>> Start Dataset records

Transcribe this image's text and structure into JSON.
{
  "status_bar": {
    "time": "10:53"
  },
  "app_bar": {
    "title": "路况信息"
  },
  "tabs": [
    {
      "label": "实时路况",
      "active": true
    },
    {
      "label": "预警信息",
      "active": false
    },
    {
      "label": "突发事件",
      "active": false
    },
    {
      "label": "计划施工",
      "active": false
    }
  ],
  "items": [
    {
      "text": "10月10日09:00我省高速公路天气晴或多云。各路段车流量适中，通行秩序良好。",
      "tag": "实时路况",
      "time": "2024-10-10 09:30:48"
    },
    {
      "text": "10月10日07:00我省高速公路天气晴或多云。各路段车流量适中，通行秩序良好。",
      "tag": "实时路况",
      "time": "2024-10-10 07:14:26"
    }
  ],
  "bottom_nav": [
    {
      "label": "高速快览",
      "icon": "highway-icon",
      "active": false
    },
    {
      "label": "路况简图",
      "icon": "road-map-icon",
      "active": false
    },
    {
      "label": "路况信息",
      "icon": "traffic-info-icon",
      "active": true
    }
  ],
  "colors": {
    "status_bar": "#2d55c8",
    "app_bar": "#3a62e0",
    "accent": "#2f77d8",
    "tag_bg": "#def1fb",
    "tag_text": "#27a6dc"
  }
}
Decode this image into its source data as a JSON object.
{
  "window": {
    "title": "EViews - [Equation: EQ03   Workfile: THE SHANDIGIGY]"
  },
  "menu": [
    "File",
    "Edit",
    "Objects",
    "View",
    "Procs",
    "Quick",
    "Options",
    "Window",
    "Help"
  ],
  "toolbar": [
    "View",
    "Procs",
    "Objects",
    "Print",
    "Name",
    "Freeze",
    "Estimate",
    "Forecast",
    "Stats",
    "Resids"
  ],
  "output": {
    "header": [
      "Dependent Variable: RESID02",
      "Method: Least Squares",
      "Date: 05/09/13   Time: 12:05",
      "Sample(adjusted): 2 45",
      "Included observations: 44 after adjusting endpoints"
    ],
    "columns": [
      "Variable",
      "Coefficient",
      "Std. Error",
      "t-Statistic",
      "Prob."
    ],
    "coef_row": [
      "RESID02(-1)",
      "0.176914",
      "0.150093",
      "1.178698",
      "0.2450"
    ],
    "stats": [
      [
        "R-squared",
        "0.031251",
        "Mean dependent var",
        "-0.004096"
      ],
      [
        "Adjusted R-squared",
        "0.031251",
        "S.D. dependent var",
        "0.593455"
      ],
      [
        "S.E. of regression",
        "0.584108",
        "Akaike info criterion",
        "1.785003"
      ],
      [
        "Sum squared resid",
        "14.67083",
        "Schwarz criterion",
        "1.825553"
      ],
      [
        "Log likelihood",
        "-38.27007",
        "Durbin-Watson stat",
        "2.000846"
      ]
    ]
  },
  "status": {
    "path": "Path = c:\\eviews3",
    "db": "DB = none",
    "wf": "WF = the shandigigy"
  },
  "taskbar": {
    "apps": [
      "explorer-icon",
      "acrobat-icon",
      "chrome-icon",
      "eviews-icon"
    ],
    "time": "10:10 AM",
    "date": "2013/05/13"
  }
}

>> End Dataset records

__Your task__:
Among the lines of the material, find those that hold the word "label" and copy them.

__Exercise output__:
      "label": "实时路况",
      "label": "预警信息",
      "label": "突发事件",
      "label": "计划施工",
      "label": "高速快览",
      "label": "路况简图",
      "label": "路况信息",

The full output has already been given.